# What to do
Extract the full set of records, then give each one again exactly.

# Excerpted data
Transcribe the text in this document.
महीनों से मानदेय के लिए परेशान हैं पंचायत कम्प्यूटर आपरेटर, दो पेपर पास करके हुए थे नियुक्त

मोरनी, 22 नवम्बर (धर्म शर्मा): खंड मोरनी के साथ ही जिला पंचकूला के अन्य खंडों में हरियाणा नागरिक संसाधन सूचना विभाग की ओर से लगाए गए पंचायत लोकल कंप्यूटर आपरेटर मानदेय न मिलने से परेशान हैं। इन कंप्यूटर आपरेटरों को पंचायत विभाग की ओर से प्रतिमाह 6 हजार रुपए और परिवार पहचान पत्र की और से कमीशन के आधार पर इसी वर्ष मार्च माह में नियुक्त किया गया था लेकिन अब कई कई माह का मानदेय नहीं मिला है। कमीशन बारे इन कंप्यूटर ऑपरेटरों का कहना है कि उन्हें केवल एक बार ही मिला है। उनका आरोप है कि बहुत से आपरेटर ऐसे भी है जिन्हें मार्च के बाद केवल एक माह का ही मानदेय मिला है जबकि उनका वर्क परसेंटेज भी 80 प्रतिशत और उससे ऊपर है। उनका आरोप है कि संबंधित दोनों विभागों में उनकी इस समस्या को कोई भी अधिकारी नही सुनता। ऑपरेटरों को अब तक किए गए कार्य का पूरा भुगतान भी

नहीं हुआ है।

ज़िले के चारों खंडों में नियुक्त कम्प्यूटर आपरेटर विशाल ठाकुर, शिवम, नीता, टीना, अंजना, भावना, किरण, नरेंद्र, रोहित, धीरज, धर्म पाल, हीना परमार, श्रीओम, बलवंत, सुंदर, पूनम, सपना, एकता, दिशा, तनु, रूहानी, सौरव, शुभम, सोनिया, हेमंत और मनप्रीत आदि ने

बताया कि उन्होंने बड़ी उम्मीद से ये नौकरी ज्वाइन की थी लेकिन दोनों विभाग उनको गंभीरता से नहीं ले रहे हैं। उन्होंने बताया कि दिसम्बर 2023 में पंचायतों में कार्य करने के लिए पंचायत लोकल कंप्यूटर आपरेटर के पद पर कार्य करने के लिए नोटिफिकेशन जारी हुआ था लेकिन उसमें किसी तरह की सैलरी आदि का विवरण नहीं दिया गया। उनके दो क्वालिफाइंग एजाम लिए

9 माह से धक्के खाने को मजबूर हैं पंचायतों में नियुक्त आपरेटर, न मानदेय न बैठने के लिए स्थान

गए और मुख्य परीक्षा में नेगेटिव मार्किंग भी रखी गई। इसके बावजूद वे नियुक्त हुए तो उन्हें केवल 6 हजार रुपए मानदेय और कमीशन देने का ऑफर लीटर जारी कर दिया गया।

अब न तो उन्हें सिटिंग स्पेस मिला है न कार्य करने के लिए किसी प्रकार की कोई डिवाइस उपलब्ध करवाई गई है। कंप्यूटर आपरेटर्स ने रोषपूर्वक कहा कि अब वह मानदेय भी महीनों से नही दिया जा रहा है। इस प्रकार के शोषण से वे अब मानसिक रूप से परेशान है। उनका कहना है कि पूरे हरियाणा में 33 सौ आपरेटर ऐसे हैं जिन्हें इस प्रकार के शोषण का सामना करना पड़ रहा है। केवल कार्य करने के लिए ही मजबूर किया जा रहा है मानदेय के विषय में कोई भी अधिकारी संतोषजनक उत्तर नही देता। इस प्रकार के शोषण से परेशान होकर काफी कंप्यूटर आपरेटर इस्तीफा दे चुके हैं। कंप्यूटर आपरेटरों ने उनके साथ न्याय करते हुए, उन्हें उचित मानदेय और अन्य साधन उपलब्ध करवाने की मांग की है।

# Task output
Transcribe the text in this document.
महीनों से मानदेय के लिए परेशान हैं पंचायत कम्प्यूटर आपरेटर, दो पेपर पास करके हुए थे नियुक्त

मोरनी, 22 नवम्बर (धर्म शर्मा): खंड मोरनी के साथ ही जिला पंचकूला के अन्य खंडों में हरियाणा नागरिक संसाधन सूचना विभाग की ओर से लगाए गए पंचायत लोकल कंप्यूटर आपरेटर मानदेय न मिलने से परेशान हैं। इन कंप्यूटर आपरेटरों को पंचायत विभाग की ओर से प्रतिमाह 6 हजार रुपए और परिवार पहचान पत्र की और से कमीशन के आधार पर इसी वर्ष मार्च माह में नियुक्त किया गया था लेकिन अब कई कई माह का मानदेय नहीं मिला है। कमीशन बारे इन कंप्यूटर ऑपरेटरों का कहना है कि उन्हें केवल एक बार ही मिला है। उनका आरोप है कि बहुत से आपरेटर ऐसे भी है जिन्हें मार्च के बाद केवल एक माह का ही मानदेय मिला है जबकि उनका वर्क परसेंटेज भी 80 प्रतिशत और उससे ऊपर है। उनका आरोप है कि संबंधित दोनों विभागों में उनकी इस समस्या को कोई भी अधिकारी नही सुनता। ऑपरेटरों को अब तक किए गए कार्य का पूरा भुगतान भी

नहीं हुआ है।

ज़िले के चारों खंडों में नियुक्त कम्प्यूटर आपरेटर विशाल ठाकुर, शिवम, नीता, टीना, अंजना, भावना, किरण, नरेंद्र, रोहित, धीरज, धर्म पाल, हीना परमार, श्रीओम, बलवंत, सुंदर, पूनम, सपना, एकता, दिशा, तनु, रूहानी, सौरव, शुभम, सोनिया, हेमंत और मनप्रीत आदि ने

बताया कि उन्होंने बड़ी उम्मीद से ये नौकरी ज्वाइन की थी लेकिन दोनों विभाग उनको गंभीरता से नहीं ले रहे हैं। उन्होंने बताया कि दिसम्बर 2023 में पंचायतों में कार्य करने के लिए पंचायत लोकल कंप्यूटर आपरेटर के पद पर कार्य करने के लिए नोटिफिकेशन जारी हुआ था लेकिन उसमें किसी तरह की सैलरी आदि का विवरण नहीं दिया गया। उनके दो क्वालिफाइंग एजाम लिए

9 माह से धक्के खाने को मजबूर हैं पंचायतों में नियुक्त आपरेटर, न मानदेय न बैठने के लिए स्थान

गए और मुख्य परीक्षा में नेगेटिव मार्किंग भी रखी गई। इसके बावजूद वे नियुक्त हुए तो उन्हें केवल 6 हजार रुपए मानदेय और कमीशन देने का ऑफर लीटर जारी कर दिया गया।

अब न तो उन्हें सिटिंग स्पेस मिला है न कार्य करने के लिए किसी प्रकार की कोई डिवाइस उपलब्ध करवाई गई है। कंप्यूटर आपरेटर्स ने रोषपूर्वक कहा कि अब वह मानदेय भी महीनों से नही दिया जा रहा है। इस प्रकार के शोषण से वे अब मानसिक रूप से परेशान है। उनका कहना है कि पूरे हरियाणा में 33 सौ आपरेटर ऐसे हैं जिन्हें इस प्रकार के शोषण का सामना करना पड़ रहा है। केवल कार्य करने के लिए ही मजबूर किया जा रहा है मानदेय के विषय में कोई भी अधिकारी संतोषजनक उत्तर नही देता। इस प्रकार के शोषण से परेशान होकर काफी कंप्यूटर आपरेटर इस्तीफा दे चुके हैं। कंप्यूटर आपरेटरों ने उनके साथ न्याय करते हुए, उन्हें उचित मानदेय और अन्य साधन उपलब्ध करवाने की मांग की है।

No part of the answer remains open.